SHORT TASK
Collect the lines of the entries where "NowControllerPositionY" shows up.

— BEGIN INFORMATION PROVIDED —

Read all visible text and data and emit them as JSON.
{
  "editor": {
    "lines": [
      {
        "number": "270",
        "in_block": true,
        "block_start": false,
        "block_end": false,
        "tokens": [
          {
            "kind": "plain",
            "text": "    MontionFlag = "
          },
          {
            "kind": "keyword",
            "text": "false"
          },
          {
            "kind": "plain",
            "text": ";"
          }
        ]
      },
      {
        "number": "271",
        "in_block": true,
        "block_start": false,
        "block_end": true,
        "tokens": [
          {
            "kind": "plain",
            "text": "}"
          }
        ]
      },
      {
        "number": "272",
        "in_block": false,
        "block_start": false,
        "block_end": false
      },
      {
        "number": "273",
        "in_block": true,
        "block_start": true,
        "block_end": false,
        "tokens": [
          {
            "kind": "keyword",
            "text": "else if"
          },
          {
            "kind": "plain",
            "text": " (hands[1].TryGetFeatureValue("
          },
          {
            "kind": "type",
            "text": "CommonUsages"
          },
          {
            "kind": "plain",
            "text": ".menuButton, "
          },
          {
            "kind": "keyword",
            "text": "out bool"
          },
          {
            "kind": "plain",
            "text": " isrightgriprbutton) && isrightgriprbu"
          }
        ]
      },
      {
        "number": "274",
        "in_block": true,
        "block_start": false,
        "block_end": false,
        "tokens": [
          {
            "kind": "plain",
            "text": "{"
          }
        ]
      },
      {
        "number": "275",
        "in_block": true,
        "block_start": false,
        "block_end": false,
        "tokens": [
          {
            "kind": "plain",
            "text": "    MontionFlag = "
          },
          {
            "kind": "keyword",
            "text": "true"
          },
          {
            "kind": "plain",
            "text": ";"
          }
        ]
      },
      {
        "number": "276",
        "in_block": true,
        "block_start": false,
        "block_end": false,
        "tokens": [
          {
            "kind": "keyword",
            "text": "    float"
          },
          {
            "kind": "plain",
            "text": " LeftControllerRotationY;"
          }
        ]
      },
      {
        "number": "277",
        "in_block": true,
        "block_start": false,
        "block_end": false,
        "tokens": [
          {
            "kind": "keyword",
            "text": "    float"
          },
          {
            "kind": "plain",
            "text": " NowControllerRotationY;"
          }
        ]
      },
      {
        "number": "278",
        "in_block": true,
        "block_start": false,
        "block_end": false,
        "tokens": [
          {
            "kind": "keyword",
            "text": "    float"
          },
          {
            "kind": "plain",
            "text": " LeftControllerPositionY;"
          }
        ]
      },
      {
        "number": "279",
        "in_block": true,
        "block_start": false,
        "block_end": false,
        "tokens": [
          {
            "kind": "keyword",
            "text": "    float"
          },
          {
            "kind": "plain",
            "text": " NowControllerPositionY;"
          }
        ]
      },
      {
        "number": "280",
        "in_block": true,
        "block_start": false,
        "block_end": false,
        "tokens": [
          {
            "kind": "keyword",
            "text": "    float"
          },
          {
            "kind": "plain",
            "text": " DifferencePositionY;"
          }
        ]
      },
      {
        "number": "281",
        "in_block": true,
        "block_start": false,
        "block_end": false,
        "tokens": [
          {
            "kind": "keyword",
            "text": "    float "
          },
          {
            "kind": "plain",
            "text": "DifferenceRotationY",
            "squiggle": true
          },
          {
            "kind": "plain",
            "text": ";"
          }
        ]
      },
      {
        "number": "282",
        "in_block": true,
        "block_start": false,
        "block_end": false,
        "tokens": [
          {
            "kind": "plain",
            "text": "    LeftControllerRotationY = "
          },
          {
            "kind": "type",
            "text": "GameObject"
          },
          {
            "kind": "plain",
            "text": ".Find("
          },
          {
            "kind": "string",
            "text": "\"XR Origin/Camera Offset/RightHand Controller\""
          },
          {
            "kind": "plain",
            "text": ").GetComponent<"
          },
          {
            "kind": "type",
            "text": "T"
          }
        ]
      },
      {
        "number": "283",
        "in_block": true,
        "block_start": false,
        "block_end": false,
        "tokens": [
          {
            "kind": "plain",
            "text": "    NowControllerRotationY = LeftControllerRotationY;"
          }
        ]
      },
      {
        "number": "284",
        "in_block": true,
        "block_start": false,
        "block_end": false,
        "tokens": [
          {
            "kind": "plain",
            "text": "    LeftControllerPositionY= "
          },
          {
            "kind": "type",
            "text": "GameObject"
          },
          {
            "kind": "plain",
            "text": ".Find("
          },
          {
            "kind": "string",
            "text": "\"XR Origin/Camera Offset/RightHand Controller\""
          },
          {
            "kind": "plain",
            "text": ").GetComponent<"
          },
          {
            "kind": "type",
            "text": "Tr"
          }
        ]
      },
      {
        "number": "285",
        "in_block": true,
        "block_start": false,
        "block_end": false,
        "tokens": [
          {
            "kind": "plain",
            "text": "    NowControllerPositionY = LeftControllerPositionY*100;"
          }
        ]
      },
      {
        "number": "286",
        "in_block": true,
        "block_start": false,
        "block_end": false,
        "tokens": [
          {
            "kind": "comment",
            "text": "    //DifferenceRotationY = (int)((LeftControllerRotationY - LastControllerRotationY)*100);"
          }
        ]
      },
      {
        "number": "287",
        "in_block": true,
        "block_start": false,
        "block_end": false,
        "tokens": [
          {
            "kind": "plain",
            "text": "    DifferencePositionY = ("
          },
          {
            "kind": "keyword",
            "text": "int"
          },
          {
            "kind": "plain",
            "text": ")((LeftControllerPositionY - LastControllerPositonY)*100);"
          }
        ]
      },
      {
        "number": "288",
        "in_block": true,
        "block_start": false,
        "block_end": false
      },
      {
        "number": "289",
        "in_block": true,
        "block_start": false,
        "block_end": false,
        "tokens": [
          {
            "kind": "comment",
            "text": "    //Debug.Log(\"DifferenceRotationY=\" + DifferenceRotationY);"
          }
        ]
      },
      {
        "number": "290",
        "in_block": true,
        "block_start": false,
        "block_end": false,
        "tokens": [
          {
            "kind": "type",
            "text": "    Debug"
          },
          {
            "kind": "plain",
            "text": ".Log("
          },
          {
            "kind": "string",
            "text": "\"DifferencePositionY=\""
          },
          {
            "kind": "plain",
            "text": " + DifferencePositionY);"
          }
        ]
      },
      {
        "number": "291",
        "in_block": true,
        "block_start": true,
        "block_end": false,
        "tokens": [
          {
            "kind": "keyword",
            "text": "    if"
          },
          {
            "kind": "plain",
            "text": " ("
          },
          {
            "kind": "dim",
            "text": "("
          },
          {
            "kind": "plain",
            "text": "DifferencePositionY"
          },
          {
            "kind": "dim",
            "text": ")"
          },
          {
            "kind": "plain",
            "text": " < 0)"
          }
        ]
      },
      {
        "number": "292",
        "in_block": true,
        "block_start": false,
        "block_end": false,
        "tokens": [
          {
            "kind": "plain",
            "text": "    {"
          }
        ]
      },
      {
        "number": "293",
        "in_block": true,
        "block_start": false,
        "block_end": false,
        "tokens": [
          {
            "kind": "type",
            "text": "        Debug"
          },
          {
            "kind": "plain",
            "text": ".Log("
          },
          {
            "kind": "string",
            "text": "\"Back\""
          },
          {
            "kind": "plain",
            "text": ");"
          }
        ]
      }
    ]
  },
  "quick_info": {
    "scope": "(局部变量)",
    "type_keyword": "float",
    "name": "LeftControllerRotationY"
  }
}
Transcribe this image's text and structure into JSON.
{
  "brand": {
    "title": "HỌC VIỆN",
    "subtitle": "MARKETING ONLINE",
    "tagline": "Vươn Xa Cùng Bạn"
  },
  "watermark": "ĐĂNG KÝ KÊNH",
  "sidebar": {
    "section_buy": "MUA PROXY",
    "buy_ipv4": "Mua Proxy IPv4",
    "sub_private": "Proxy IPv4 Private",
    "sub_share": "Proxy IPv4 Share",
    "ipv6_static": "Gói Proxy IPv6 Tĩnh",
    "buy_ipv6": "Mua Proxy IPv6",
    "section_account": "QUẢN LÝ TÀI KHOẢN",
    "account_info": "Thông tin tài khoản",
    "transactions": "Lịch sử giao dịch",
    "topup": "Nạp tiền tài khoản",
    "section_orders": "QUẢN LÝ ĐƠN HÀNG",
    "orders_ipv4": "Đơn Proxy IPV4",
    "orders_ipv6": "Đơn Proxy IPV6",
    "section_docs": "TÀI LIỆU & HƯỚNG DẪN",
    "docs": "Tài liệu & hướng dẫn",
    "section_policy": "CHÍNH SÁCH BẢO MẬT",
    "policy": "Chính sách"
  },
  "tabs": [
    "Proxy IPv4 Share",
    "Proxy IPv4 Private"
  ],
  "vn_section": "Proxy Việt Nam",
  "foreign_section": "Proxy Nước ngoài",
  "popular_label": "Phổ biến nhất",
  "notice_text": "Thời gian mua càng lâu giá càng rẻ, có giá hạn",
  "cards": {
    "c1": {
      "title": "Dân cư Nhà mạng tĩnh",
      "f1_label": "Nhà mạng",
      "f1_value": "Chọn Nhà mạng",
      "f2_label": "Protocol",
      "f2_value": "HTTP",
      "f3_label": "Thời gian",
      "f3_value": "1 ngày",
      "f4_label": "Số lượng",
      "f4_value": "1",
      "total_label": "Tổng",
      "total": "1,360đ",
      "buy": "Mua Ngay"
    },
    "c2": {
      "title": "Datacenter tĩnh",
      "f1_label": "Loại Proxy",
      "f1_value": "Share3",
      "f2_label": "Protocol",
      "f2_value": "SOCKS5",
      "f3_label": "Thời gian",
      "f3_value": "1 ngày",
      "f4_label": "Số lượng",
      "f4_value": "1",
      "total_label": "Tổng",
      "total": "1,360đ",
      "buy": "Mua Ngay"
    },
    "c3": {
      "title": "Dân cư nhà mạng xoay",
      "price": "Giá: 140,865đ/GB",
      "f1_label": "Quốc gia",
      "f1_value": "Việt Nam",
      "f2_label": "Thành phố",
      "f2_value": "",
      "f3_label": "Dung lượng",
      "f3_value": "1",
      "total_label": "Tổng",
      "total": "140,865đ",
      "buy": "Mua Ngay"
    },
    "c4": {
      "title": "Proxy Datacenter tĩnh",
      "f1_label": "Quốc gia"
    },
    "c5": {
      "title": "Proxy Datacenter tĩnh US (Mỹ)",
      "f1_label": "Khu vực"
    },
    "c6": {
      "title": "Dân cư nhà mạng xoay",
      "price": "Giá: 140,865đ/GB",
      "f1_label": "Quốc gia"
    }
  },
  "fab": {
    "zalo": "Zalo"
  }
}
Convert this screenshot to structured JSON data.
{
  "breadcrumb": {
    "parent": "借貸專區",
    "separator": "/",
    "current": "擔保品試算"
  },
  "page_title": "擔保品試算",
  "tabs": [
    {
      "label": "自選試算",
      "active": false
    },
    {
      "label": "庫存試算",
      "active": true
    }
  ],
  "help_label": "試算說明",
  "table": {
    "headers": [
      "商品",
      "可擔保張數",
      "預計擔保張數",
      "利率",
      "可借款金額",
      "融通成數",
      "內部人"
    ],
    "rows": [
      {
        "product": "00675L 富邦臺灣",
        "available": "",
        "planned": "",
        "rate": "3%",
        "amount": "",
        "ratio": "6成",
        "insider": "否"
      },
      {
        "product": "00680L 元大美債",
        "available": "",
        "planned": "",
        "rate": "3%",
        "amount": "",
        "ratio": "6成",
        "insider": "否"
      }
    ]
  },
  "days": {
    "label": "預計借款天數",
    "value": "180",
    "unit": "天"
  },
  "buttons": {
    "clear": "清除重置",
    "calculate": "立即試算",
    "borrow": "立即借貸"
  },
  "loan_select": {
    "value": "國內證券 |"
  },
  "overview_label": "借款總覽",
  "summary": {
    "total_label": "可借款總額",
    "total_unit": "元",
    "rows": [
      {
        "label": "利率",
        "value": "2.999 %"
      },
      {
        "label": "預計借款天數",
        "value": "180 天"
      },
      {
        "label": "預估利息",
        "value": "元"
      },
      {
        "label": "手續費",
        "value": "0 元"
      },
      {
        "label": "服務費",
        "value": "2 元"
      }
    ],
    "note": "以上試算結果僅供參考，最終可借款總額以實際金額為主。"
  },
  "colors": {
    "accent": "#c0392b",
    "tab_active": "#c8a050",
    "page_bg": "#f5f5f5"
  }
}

— END INFORMATION PROVIDED —

REPLY
            "text": " NowControllerPositionY;"
            "text": "    NowControllerPositionY = LeftControllerPositionY*100;"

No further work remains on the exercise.